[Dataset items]

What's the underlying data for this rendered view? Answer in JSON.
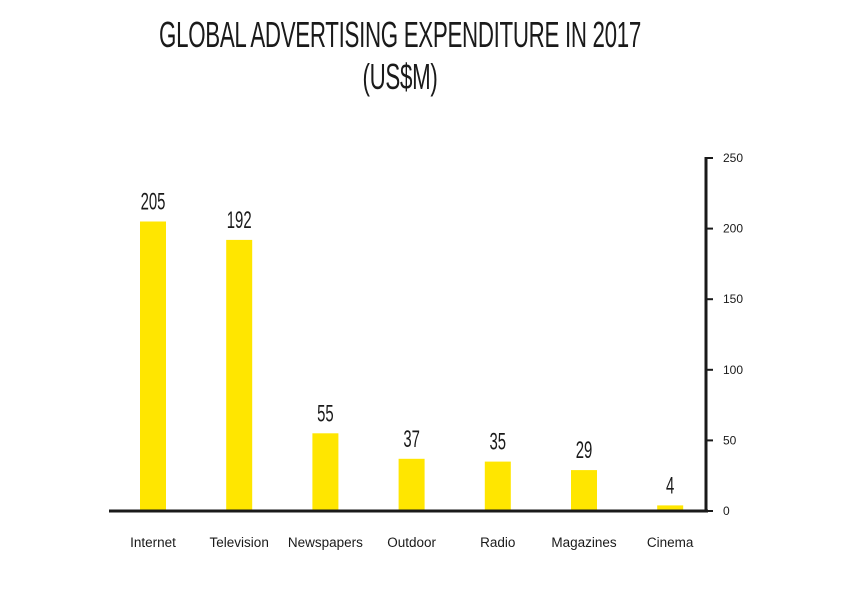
{
  "chart_data": {
    "type": "bar",
    "title": "GLOBAL ADVERTISING EXPENDITURE IN 2017 (US$M)",
    "categories": [
      "Internet",
      "Television",
      "Newspapers",
      "Outdoor",
      "Radio",
      "Magazines",
      "Cinema"
    ],
    "values": [
      205,
      192,
      55,
      37,
      35,
      29,
      4
    ],
    "data_labels": [
      "205",
      "192",
      "55",
      "37",
      "35",
      "29",
      "4"
    ],
    "xlabel": "",
    "ylabel": "",
    "ylim": [
      0,
      250
    ],
    "yticks": [
      0,
      50,
      100,
      150,
      200,
      250
    ],
    "ytick_labels": [
      "0",
      "50",
      "100",
      "150",
      "200",
      "250"
    ],
    "y_axis_position": "right",
    "grid": false,
    "legend": "none",
    "colors": {
      "bar": "#FFE600",
      "axis": "#1a1a1a",
      "text": "#1a1a1a"
    }
  }
}
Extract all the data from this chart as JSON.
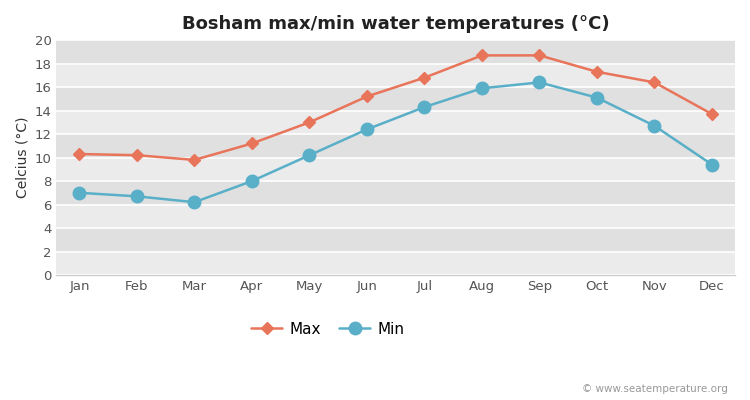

▶ **Set task**
Copy every line above word for word and exclude the pictures.

▶ **Task response**
What's the underlying data for this rendered view? Answer in JSON.
{
  "chart_data": {
    "type": "bar",
    "title": "GLOBAL ADVERTISING EXPENDITURE IN 2017 (US$M)",
    "categories": [
      "Internet",
      "Television",
      "Newspapers",
      "Outdoor",
      "Radio",
      "Magazines",
      "Cinema"
    ],
    "values": [
      205,
      192,
      55,
      37,
      35,
      29,
      4
    ],
    "data_labels": [
      "205",
      "192",
      "55",
      "37",
      "35",
      "29",
      "4"
    ],
    "xlabel": "",
    "ylabel": "",
    "ylim": [
      0,
      250
    ],
    "yticks": [
      0,
      50,
      100,
      150,
      200,
      250
    ],
    "ytick_labels": [
      "0",
      "50",
      "100",
      "150",
      "200",
      "250"
    ],
    "y_axis_position": "right",
    "grid": false,
    "legend": "none",
    "colors": {
      "bar": "#FFE600",
      "axis": "#1a1a1a",
      "text": "#1a1a1a"
    }
  }
}
Extract all the data from this chart as JSON.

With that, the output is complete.